**STATED TASK:**
Copy out each line featuring the string "Support" from the entries beneath.

(Saved entries)
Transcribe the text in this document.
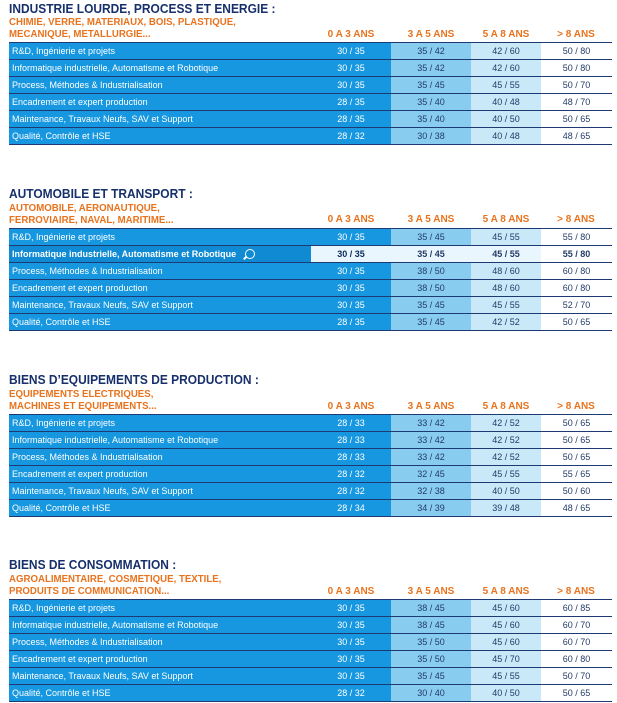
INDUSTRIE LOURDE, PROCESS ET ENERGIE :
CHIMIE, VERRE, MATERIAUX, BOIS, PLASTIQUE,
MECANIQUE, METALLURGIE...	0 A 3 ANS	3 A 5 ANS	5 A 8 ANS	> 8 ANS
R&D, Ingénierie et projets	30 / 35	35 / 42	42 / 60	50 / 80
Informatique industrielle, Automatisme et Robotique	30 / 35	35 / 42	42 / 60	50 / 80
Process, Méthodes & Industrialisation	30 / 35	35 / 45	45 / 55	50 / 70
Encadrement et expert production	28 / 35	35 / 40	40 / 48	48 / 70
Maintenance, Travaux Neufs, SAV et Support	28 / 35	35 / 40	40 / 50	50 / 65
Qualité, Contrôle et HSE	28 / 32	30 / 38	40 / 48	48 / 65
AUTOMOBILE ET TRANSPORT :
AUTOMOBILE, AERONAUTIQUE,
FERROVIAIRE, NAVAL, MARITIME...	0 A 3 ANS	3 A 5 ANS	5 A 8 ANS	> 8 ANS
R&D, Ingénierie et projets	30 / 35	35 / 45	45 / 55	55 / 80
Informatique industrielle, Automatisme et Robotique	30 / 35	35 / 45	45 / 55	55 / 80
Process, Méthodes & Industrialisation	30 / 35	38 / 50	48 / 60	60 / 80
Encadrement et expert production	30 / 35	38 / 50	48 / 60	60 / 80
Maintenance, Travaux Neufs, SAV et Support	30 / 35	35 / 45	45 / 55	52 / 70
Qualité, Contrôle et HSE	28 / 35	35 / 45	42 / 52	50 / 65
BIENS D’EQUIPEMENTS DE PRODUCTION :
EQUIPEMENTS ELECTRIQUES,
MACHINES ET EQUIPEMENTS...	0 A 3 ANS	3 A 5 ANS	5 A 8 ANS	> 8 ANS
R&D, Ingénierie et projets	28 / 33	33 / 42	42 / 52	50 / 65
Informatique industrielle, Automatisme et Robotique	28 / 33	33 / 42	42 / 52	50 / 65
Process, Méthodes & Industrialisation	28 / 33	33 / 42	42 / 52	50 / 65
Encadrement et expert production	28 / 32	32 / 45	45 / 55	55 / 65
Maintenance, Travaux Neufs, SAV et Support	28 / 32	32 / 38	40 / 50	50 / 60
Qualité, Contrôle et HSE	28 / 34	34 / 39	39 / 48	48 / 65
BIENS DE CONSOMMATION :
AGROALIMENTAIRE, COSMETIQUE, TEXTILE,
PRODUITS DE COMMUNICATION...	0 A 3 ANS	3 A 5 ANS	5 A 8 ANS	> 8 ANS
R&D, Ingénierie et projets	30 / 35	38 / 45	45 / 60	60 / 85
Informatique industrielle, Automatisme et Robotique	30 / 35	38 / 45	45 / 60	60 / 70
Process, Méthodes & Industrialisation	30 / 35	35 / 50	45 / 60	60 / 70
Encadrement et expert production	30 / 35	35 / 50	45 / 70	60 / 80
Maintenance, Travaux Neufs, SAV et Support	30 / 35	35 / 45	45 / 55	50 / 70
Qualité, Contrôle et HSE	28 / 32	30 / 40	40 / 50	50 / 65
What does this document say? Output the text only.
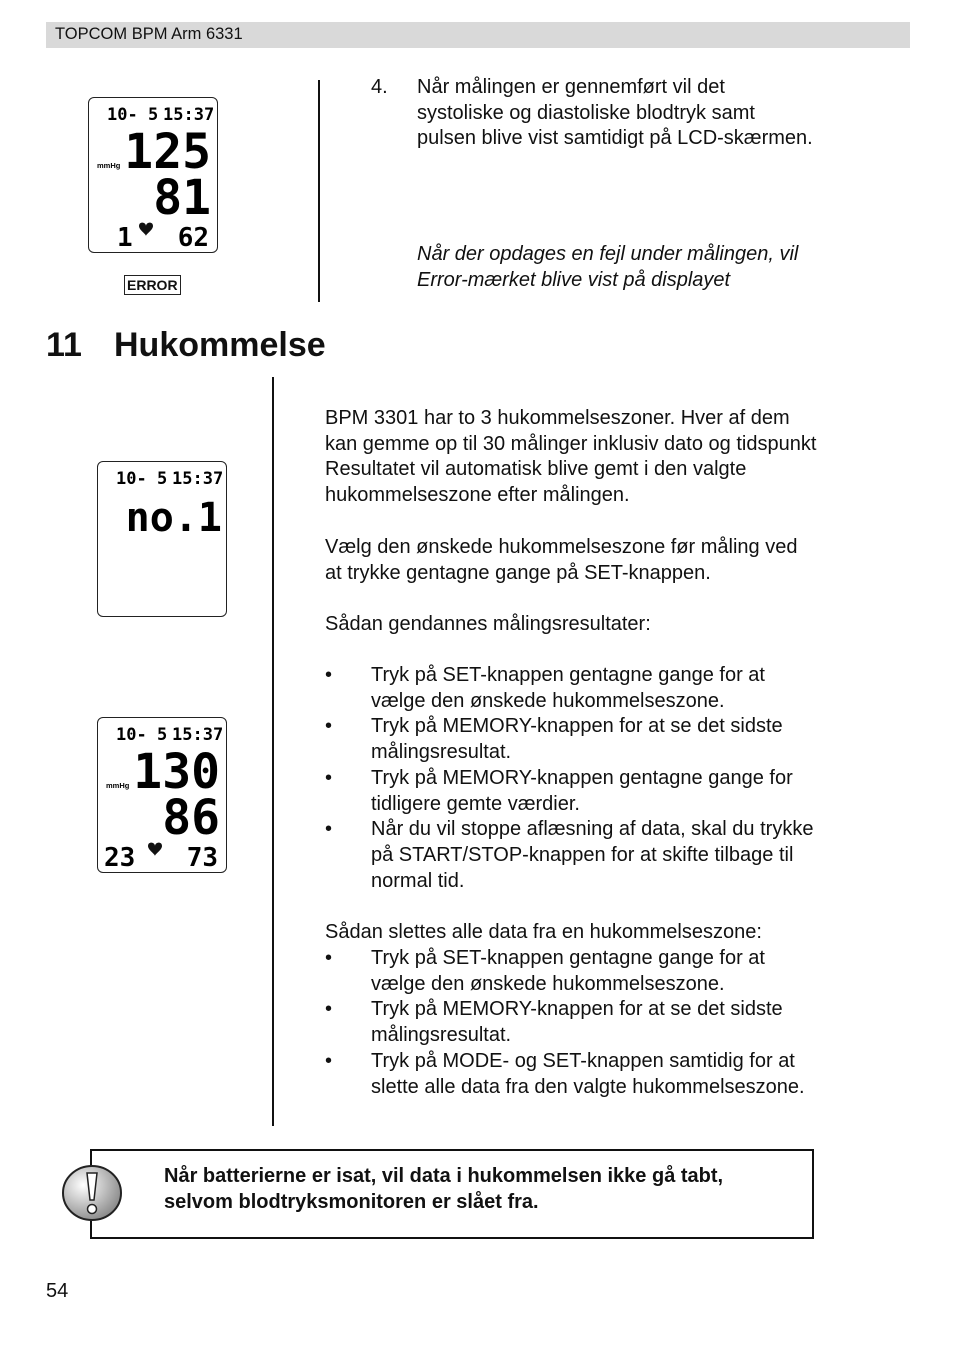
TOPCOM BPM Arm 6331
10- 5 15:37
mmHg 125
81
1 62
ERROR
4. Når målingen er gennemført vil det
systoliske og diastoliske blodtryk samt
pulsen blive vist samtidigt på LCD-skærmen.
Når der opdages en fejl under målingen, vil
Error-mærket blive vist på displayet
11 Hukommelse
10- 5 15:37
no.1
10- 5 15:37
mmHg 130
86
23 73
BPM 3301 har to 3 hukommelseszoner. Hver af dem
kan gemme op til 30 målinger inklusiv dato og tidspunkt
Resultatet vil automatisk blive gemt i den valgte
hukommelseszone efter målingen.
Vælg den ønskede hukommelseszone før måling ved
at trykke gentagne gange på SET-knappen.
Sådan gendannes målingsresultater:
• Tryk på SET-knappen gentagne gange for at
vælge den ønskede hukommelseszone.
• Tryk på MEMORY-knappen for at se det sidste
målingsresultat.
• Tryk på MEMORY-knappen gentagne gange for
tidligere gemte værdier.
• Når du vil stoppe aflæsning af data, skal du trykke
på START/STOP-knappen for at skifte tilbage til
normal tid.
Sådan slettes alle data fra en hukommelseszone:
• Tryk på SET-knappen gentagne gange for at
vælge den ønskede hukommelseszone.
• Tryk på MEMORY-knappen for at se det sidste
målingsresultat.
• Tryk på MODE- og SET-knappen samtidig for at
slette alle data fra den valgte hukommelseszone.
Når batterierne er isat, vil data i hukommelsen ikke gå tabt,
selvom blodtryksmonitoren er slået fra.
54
---
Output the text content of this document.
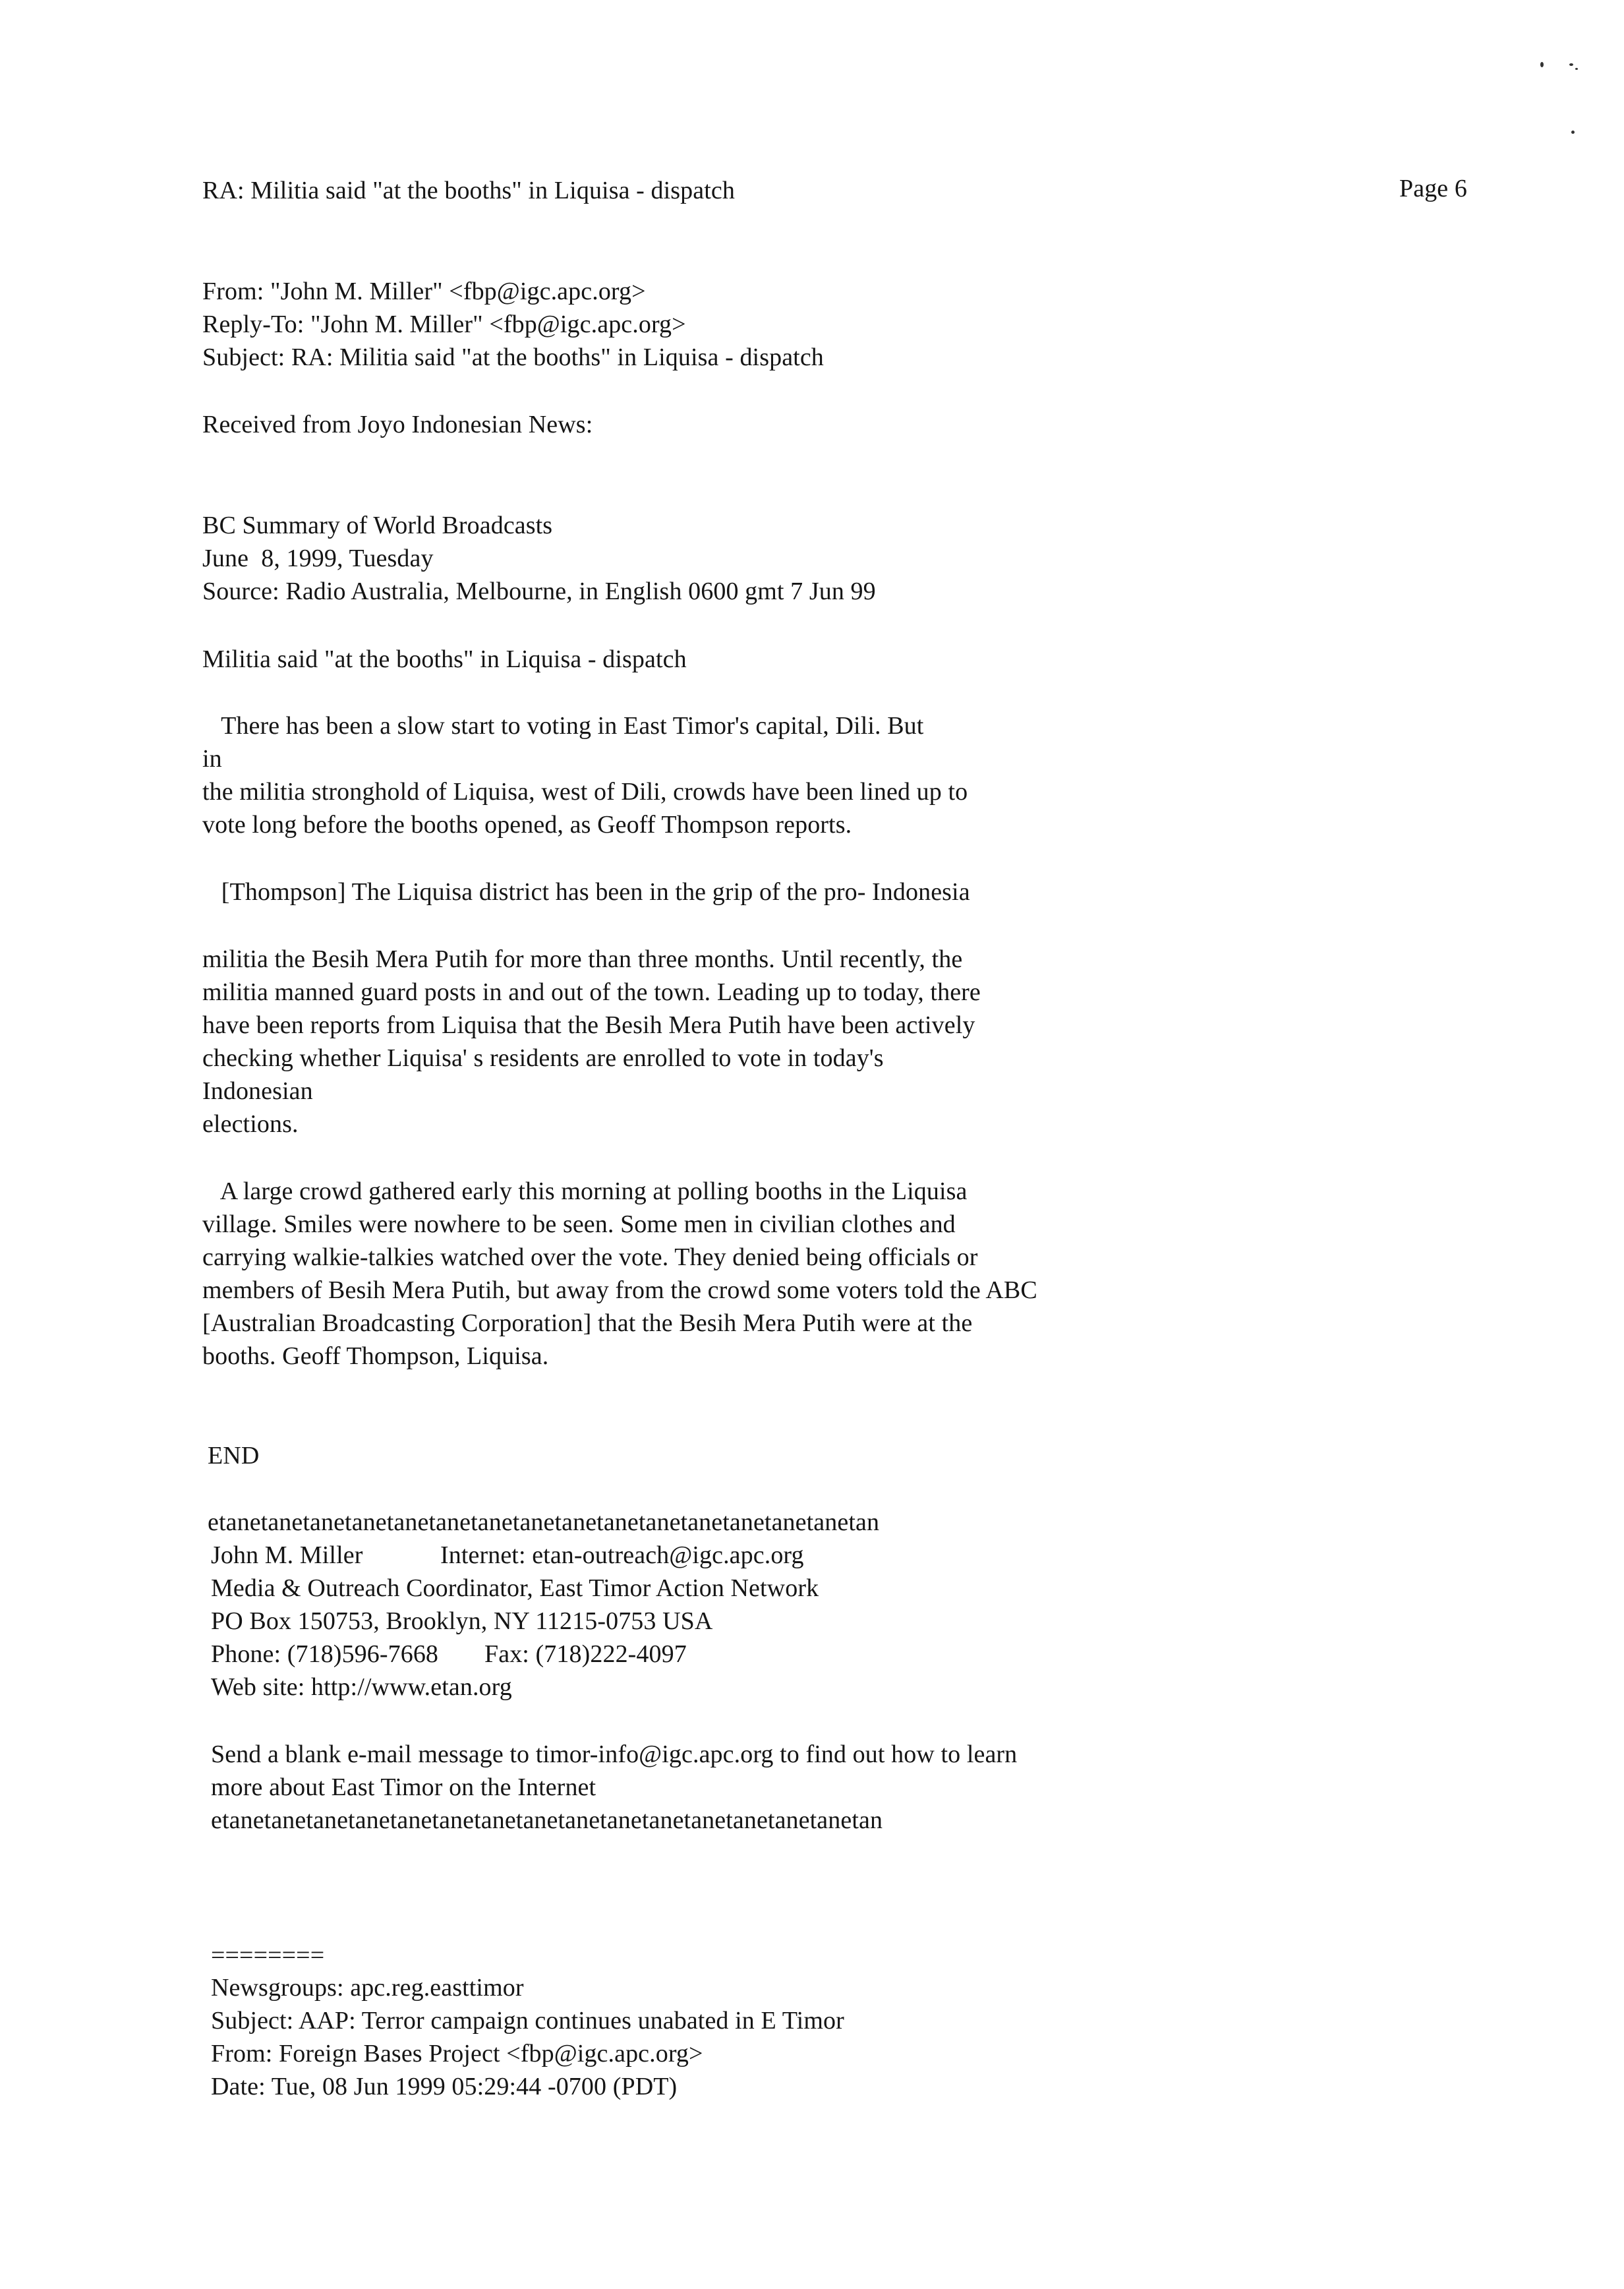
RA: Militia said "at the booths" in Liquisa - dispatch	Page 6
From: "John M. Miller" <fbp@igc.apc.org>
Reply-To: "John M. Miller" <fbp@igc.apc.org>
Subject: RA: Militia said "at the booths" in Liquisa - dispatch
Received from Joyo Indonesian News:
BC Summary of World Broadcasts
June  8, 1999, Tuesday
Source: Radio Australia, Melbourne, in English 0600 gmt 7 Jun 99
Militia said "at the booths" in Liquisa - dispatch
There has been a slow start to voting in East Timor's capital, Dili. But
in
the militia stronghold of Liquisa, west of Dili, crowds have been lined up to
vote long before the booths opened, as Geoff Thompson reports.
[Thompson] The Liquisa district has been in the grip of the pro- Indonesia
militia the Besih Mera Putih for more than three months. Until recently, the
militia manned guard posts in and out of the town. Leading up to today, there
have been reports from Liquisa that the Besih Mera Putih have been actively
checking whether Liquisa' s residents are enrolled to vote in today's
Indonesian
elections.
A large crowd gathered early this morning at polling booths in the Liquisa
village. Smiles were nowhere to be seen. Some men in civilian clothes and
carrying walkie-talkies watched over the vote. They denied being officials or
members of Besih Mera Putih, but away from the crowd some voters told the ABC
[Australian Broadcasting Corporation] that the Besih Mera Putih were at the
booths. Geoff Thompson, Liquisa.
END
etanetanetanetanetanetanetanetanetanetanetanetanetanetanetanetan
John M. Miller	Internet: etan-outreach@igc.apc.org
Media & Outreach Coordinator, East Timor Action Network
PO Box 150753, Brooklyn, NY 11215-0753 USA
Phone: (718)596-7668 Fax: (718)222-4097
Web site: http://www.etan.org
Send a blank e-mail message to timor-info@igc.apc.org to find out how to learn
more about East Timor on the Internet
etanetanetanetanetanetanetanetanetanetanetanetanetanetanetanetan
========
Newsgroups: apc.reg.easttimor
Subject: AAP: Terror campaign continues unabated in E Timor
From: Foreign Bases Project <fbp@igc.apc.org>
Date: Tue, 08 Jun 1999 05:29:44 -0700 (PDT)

**WRITTEN SOLUTION:**
Maintenance, Travaux Neufs, SAV et Support	28 / 35	35 / 40	40 / 50	50 / 65
Maintenance, Travaux Neufs, SAV et Support	30 / 35	35 / 45	45 / 55	52 / 70
Maintenance, Travaux Neufs, SAV et Support	28 / 32	32 / 38	40 / 50	50 / 60
Maintenance, Travaux Neufs, SAV et Support	30 / 35	35 / 45	45 / 55	50 / 70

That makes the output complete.